** Objective **
Transcribe each record below word for word.

** Given entries **
## Begin

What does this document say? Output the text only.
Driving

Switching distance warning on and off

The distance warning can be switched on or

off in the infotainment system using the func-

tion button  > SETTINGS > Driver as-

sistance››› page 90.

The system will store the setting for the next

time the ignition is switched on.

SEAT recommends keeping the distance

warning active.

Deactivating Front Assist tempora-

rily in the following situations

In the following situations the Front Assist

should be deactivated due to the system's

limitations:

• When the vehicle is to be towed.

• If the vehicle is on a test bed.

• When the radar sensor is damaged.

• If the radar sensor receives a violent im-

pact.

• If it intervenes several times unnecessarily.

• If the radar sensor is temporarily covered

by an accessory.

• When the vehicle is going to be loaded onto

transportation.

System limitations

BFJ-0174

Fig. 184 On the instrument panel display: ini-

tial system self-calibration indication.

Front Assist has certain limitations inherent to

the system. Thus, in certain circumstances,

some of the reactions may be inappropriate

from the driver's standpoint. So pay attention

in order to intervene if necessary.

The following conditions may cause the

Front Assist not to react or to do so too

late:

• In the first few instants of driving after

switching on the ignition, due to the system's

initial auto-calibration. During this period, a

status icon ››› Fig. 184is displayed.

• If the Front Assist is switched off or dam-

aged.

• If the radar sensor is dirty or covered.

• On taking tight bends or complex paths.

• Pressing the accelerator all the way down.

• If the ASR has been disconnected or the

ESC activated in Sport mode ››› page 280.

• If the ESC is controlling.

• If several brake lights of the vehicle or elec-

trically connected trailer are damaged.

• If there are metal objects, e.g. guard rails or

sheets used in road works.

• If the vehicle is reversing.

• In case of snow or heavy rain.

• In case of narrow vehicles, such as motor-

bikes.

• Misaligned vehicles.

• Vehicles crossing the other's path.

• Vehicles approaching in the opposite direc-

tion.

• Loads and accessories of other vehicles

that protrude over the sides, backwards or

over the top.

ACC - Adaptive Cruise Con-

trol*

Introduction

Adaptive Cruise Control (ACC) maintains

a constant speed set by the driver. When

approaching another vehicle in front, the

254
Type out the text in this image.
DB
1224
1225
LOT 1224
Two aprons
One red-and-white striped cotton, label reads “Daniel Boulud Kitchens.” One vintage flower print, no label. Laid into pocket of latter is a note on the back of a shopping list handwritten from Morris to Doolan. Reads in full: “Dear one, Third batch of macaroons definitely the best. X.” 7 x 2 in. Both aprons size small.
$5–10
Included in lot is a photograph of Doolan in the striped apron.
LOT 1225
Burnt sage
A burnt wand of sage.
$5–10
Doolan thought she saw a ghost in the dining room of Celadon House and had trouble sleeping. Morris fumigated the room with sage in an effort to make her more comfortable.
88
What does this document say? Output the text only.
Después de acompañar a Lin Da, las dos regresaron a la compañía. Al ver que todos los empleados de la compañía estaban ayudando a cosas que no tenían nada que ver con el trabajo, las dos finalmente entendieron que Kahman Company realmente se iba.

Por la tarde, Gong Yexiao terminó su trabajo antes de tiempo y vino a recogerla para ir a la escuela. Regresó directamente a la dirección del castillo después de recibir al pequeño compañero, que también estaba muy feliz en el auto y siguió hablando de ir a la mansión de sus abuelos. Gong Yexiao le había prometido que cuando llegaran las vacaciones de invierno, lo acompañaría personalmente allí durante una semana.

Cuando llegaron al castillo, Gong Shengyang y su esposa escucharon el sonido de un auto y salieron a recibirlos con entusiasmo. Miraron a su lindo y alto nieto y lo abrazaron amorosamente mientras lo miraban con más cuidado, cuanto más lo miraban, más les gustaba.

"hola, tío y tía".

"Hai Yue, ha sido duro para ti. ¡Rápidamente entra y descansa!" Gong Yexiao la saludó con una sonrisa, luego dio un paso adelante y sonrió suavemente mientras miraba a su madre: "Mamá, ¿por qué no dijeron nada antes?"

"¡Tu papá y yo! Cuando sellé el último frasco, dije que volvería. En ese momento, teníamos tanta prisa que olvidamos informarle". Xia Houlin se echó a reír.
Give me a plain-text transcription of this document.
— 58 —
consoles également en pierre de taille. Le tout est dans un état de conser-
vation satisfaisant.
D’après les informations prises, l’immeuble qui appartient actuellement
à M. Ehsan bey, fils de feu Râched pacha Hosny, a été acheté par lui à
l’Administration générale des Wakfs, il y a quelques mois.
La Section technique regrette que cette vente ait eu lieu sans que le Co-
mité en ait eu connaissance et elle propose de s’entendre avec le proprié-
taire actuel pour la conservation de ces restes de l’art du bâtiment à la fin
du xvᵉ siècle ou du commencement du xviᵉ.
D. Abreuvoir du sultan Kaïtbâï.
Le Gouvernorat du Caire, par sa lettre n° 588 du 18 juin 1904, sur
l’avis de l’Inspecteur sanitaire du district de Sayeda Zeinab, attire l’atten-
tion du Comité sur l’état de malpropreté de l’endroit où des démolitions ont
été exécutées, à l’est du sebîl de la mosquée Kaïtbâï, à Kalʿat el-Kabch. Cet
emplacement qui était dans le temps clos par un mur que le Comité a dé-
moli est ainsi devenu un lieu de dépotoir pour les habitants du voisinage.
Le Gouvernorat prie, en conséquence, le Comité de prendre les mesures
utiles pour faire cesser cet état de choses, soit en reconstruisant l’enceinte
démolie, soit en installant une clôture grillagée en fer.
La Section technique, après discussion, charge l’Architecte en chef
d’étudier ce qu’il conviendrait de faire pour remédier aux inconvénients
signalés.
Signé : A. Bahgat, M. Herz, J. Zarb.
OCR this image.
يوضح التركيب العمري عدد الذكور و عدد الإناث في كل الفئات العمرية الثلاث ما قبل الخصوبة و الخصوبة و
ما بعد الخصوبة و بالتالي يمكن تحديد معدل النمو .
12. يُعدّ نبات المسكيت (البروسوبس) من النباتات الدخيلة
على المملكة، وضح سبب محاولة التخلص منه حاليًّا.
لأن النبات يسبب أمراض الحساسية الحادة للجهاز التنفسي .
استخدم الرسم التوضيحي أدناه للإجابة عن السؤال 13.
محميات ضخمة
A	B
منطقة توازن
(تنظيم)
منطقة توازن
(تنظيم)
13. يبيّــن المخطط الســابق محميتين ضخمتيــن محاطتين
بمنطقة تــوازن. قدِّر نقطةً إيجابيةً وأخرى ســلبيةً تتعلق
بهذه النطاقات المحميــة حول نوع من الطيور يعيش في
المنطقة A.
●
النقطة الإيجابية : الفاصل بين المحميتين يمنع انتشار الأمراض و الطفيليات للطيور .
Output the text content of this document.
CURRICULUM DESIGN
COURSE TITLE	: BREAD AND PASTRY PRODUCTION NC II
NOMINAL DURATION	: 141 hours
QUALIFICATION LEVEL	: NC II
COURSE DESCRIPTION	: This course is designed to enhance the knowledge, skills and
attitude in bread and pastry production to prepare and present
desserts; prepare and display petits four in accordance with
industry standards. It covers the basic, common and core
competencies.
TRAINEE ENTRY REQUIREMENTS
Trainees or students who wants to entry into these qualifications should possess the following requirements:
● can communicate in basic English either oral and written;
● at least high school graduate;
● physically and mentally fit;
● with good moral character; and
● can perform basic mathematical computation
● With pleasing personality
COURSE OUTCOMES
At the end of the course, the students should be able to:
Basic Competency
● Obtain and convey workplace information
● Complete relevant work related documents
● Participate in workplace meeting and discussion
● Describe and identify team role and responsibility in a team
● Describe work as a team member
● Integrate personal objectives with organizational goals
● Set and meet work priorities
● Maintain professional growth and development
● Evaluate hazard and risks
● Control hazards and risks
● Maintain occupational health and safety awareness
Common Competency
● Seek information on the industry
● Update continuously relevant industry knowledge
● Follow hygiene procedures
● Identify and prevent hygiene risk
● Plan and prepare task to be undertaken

## End

** The answer **
What does this document say? Output the text only.
Driving

Switching distance warning on and off

The distance warning can be switched on or

off in the infotainment system using the func-

tion button  > SETTINGS > Driver as-

sistance››› page 90.

The system will store the setting for the next

time the ignition is switched on.

SEAT recommends keeping the distance

warning active.

Deactivating Front Assist tempora-

rily in the following situations

In the following situations the Front Assist

should be deactivated due to the system's

limitations:

• When the vehicle is to be towed.

• If the vehicle is on a test bed.

• When the radar sensor is damaged.

• If the radar sensor receives a violent im-

pact.

• If it intervenes several times unnecessarily.

• If the radar sensor is temporarily covered

by an accessory.

• When the vehicle is going to be loaded onto

transportation.

System limitations

BFJ-0174

Fig. 184 On the instrument panel display: ini-

tial system self-calibration indication.

Front Assist has certain limitations inherent to

the system. Thus, in certain circumstances,

some of the reactions may be inappropriate

from the driver's standpoint. So pay attention

in order to intervene if necessary.

The following conditions may cause the

Front Assist not to react or to do so too

late:

• In the first few instants of driving after

switching on the ignition, due to the system's

initial auto-calibration. During this period, a

status icon ››› Fig. 184is displayed.

• If the Front Assist is switched off or dam-

aged.

• If the radar sensor is dirty or covered.

• On taking tight bends or complex paths.

• Pressing the accelerator all the way down.

• If the ASR has been disconnected or the

ESC activated in Sport mode ››› page 280.

• If the ESC is controlling.

• If several brake lights of the vehicle or elec-

trically connected trailer are damaged.

• If there are metal objects, e.g. guard rails or

sheets used in road works.

• If the vehicle is reversing.

• In case of snow or heavy rain.

• In case of narrow vehicles, such as motor-

bikes.

• Misaligned vehicles.

• Vehicles crossing the other's path.

• Vehicles approaching in the opposite direc-

tion.

• Loads and accessories of other vehicles

that protrude over the sides, backwards or

over the top.

ACC - Adaptive Cruise Con-

trol*

Introduction

Adaptive Cruise Control (ACC) maintains

a constant speed set by the driver. When

approaching another vehicle in front, the

254
Type out the text in this image.
DB
1224
1225
LOT 1224
Two aprons
One red-and-white striped cotton, label reads “Daniel Boulud Kitchens.” One vintage flower print, no label. Laid into pocket of latter is a note on the back of a shopping list handwritten from Morris to Doolan. Reads in full: “Dear one, Third batch of macaroons definitely the best. X.” 7 x 2 in. Both aprons size small.
$5–10
Included in lot is a photograph of Doolan in the striped apron.
LOT 1225
Burnt sage
A burnt wand of sage.
$5–10
Doolan thought she saw a ghost in the dining room of Celadon House and had trouble sleeping. Morris fumigated the room with sage in an effort to make her more comfortable.
88
What does this document say? Output the text only.
Después de acompañar a Lin Da, las dos regresaron a la compañía. Al ver que todos los empleados de la compañía estaban ayudando a cosas que no tenían nada que ver con el trabajo, las dos finalmente entendieron que Kahman Company realmente se iba.

Por la tarde, Gong Yexiao terminó su trabajo antes de tiempo y vino a recogerla para ir a la escuela. Regresó directamente a la dirección del castillo después de recibir al pequeño compañero, que también estaba muy feliz en el auto y siguió hablando de ir a la mansión de sus abuelos. Gong Yexiao le había prometido que cuando llegaran las vacaciones de invierno, lo acompañaría personalmente allí durante una semana.

Cuando llegaron al castillo, Gong Shengyang y su esposa escucharon el sonido de un auto y salieron a recibirlos con entusiasmo. Miraron a su lindo y alto nieto y lo abrazaron amorosamente mientras lo miraban con más cuidado, cuanto más lo miraban, más les gustaba.

"hola, tío y tía".

"Hai Yue, ha sido duro para ti. ¡Rápidamente entra y descansa!" Gong Yexiao la saludó con una sonrisa, luego dio un paso adelante y sonrió suavemente mientras miraba a su madre: "Mamá, ¿por qué no dijeron nada antes?"

"¡Tu papá y yo! Cuando sellé el último frasco, dije que volvería. En ese momento, teníamos tanta prisa que olvidamos informarle". Xia Houlin se echó a reír.
Give me a plain-text transcription of this document.
— 58 —
consoles également en pierre de taille. Le tout est dans un état de conser-
vation satisfaisant.
D’après les informations prises, l’immeuble qui appartient actuellement
à M. Ehsan bey, fils de feu Râched pacha Hosny, a été acheté par lui à
l’Administration générale des Wakfs, il y a quelques mois.
La Section technique regrette que cette vente ait eu lieu sans que le Co-
mité en ait eu connaissance et elle propose de s’entendre avec le proprié-
taire actuel pour la conservation de ces restes de l’art du bâtiment à la fin
du xvᵉ siècle ou du commencement du xviᵉ.
D. Abreuvoir du sultan Kaïtbâï.
Le Gouvernorat du Caire, par sa lettre n° 588 du 18 juin 1904, sur
l’avis de l’Inspecteur sanitaire du district de Sayeda Zeinab, attire l’atten-
tion du Comité sur l’état de malpropreté de l’endroit où des démolitions ont
été exécutées, à l’est du sebîl de la mosquée Kaïtbâï, à Kalʿat el-Kabch. Cet
emplacement qui était dans le temps clos par un mur que le Comité a dé-
moli est ainsi devenu un lieu de dépotoir pour les habitants du voisinage.
Le Gouvernorat prie, en conséquence, le Comité de prendre les mesures
utiles pour faire cesser cet état de choses, soit en reconstruisant l’enceinte
démolie, soit en installant une clôture grillagée en fer.
La Section technique, après discussion, charge l’Architecte en chef
d’étudier ce qu’il conviendrait de faire pour remédier aux inconvénients
signalés.
Signé : A. Bahgat, M. Herz, J. Zarb.
OCR this image.
يوضح التركيب العمري عدد الذكور و عدد الإناث في كل الفئات العمرية الثلاث ما قبل الخصوبة و الخصوبة و
ما بعد الخصوبة و بالتالي يمكن تحديد معدل النمو .
12. يُعدّ نبات المسكيت (البروسوبس) من النباتات الدخيلة
على المملكة، وضح سبب محاولة التخلص منه حاليًّا.
لأن النبات يسبب أمراض الحساسية الحادة للجهاز التنفسي .
استخدم الرسم التوضيحي أدناه للإجابة عن السؤال 13.
محميات ضخمة
A	B
منطقة توازن
(تنظيم)
منطقة توازن
(تنظيم)
13. يبيّــن المخطط الســابق محميتين ضخمتيــن محاطتين
بمنطقة تــوازن. قدِّر نقطةً إيجابيةً وأخرى ســلبيةً تتعلق
بهذه النطاقات المحميــة حول نوع من الطيور يعيش في
المنطقة A.
●
النقطة الإيجابية : الفاصل بين المحميتين يمنع انتشار الأمراض و الطفيليات للطيور .
Output the text content of this document.
CURRICULUM DESIGN
COURSE TITLE	: BREAD AND PASTRY PRODUCTION NC II
NOMINAL DURATION	: 141 hours
QUALIFICATION LEVEL	: NC II
COURSE DESCRIPTION	: This course is designed to enhance the knowledge, skills and
attitude in bread and pastry production to prepare and present
desserts; prepare and display petits four in accordance with
industry standards. It covers the basic, common and core
competencies.
TRAINEE ENTRY REQUIREMENTS
Trainees or students who wants to entry into these qualifications should possess the following requirements:
● can communicate in basic English either oral and written;
● at least high school graduate;
● physically and mentally fit;
● with good moral character; and
● can perform basic mathematical computation
● With pleasing personality
COURSE OUTCOMES
At the end of the course, the students should be able to:
Basic Competency
● Obtain and convey workplace information
● Complete relevant work related documents
● Participate in workplace meeting and discussion
● Describe and identify team role and responsibility in a team
● Describe work as a team member
● Integrate personal objectives with organizational goals
● Set and meet work priorities
● Maintain professional growth and development
● Evaluate hazard and risks
● Control hazards and risks
● Maintain occupational health and safety awareness
Common Competency
● Seek information on the industry
● Update continuously relevant industry knowledge
● Follow hygiene procedures
● Identify and prevent hygiene risk
● Plan and prepare task to be undertaken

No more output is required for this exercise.